:: Dataset content ::
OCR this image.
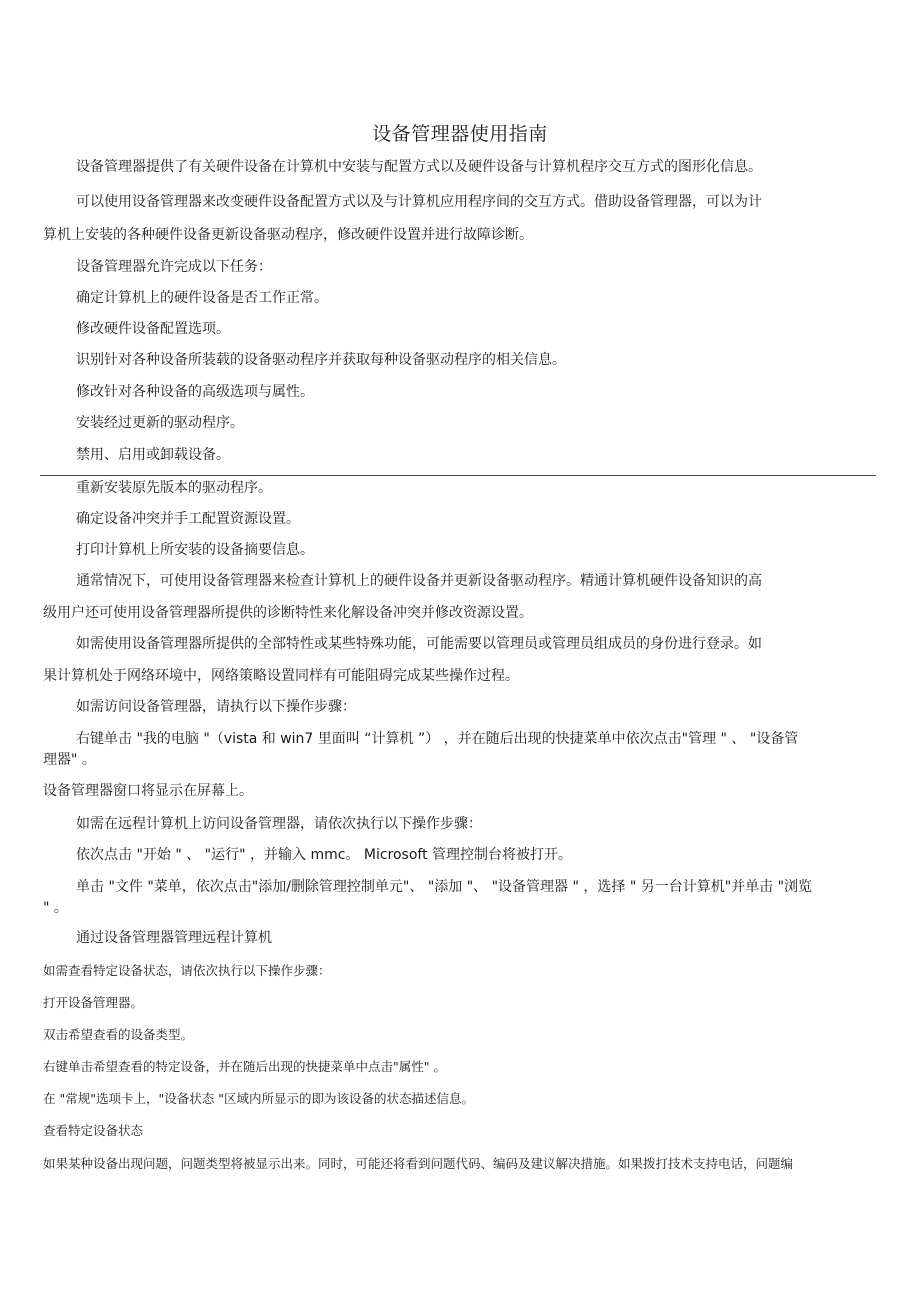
设备管理器使用指南
设备管理器提供了有关硬件设备在计算机中安装与配置方式以及硬件设备与计算机程序交互方式的图形化信息。
可以使用设备管理器来改变硬件设备配置方式以及与计算机应用程序间的交互方式。借助设备管理器，可以为计
算机上安装的各种硬件设备更新设备驱动程序，修改硬件设置并进行故障诊断。
设备管理器允许完成以下任务：
确定计算机上的硬件设备是否工作正常。
修改硬件设备配置选项。
识别针对各种设备所装载的设备驱动程序并获取每种设备驱动程序的相关信息。
修改针对各种设备的高级选项与属性。
安装经过更新的驱动程序。
禁用、启用或卸载设备。
重新安装原先版本的驱动程序。
确定设备冲突并手工配置资源设置。
打印计算机上所安装的设备摘要信息。
通常情况下，可使用设备管理器来检查计算机上的硬件设备并更新设备驱动程序。精通计算机硬件设备知识的高
级用户还可使用设备管理器所提供的诊断特性来化解设备冲突并修改资源设置。
如需使用设备管理器所提供的全部特性或某些特殊功能，可能需要以管理员或管理员组成员的身份进行登录。如
果计算机处于网络环境中，网络策略设置同样有可能阻碍完成某些操作过程。
如需访问设备管理器，请执行以下操作步骤：
右键单击 "我的电脑 "（vista 和 win7 里面叫 “计算机 ”） ，并在随后出现的快捷菜单中依次点击"管理 " 、 "设备管
理器" 。
设备管理器窗口将显示在屏幕上。
如需在远程计算机上访问设备管理器，请依次执行以下操作步骤：
依次点击 "开始 " 、 "运行" ，并输入 mmc。 Microsoft 管理控制台将被打开。
单击 "文件 "菜单，依次点击"添加/删除管理控制单元"、 "添加 "、 "设备管理器 " ，选择 " 另一台计算机"并单击 "浏览
" 。
通过设备管理器管理远程计算机
如需查看特定设备状态，请依次执行以下操作步骤：
打开设备管理器。
双击希望查看的设备类型。
右键单击希望查看的特定设备，并在随后出现的快捷菜单中点击"属性" 。
在 "常规"选项卡上，"设备状态 "区域内所显示的即为该设备的状态描述信息。
查看特定设备状态
如果某种设备出现问题，问题类型将被显示出来。同时，可能还将看到问题代码、编码及建议解决措施。如果拨打技术支持电话，问题编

:: Aim ::
Your job is to transcribe the entries above exactly; skip the pictures.

:: Full response ::
OCR this image.
设备管理器使用指南
设备管理器提供了有关硬件设备在计算机中安装与配置方式以及硬件设备与计算机程序交互方式的图形化信息。
可以使用设备管理器来改变硬件设备配置方式以及与计算机应用程序间的交互方式。借助设备管理器，可以为计
算机上安装的各种硬件设备更新设备驱动程序，修改硬件设置并进行故障诊断。
设备管理器允许完成以下任务：
确定计算机上的硬件设备是否工作正常。
修改硬件设备配置选项。
识别针对各种设备所装载的设备驱动程序并获取每种设备驱动程序的相关信息。
修改针对各种设备的高级选项与属性。
安装经过更新的驱动程序。
禁用、启用或卸载设备。
重新安装原先版本的驱动程序。
确定设备冲突并手工配置资源设置。
打印计算机上所安装的设备摘要信息。
通常情况下，可使用设备管理器来检查计算机上的硬件设备并更新设备驱动程序。精通计算机硬件设备知识的高
级用户还可使用设备管理器所提供的诊断特性来化解设备冲突并修改资源设置。
如需使用设备管理器所提供的全部特性或某些特殊功能，可能需要以管理员或管理员组成员的身份进行登录。如
果计算机处于网络环境中，网络策略设置同样有可能阻碍完成某些操作过程。
如需访问设备管理器，请执行以下操作步骤：
右键单击 "我的电脑 "（vista 和 win7 里面叫 “计算机 ”） ，并在随后出现的快捷菜单中依次点击"管理 " 、 "设备管
理器" 。
设备管理器窗口将显示在屏幕上。
如需在远程计算机上访问设备管理器，请依次执行以下操作步骤：
依次点击 "开始 " 、 "运行" ，并输入 mmc。 Microsoft 管理控制台将被打开。
单击 "文件 "菜单，依次点击"添加/删除管理控制单元"、 "添加 "、 "设备管理器 " ，选择 " 另一台计算机"并单击 "浏览
" 。
通过设备管理器管理远程计算机
如需查看特定设备状态，请依次执行以下操作步骤：
打开设备管理器。
双击希望查看的设备类型。
右键单击希望查看的特定设备，并在随后出现的快捷菜单中点击"属性" 。
在 "常规"选项卡上，"设备状态 "区域内所显示的即为该设备的状态描述信息。
查看特定设备状态
如果某种设备出现问题，问题类型将被显示出来。同时，可能还将看到问题代码、编码及建议解决措施。如果拨打技术支持电话，问题编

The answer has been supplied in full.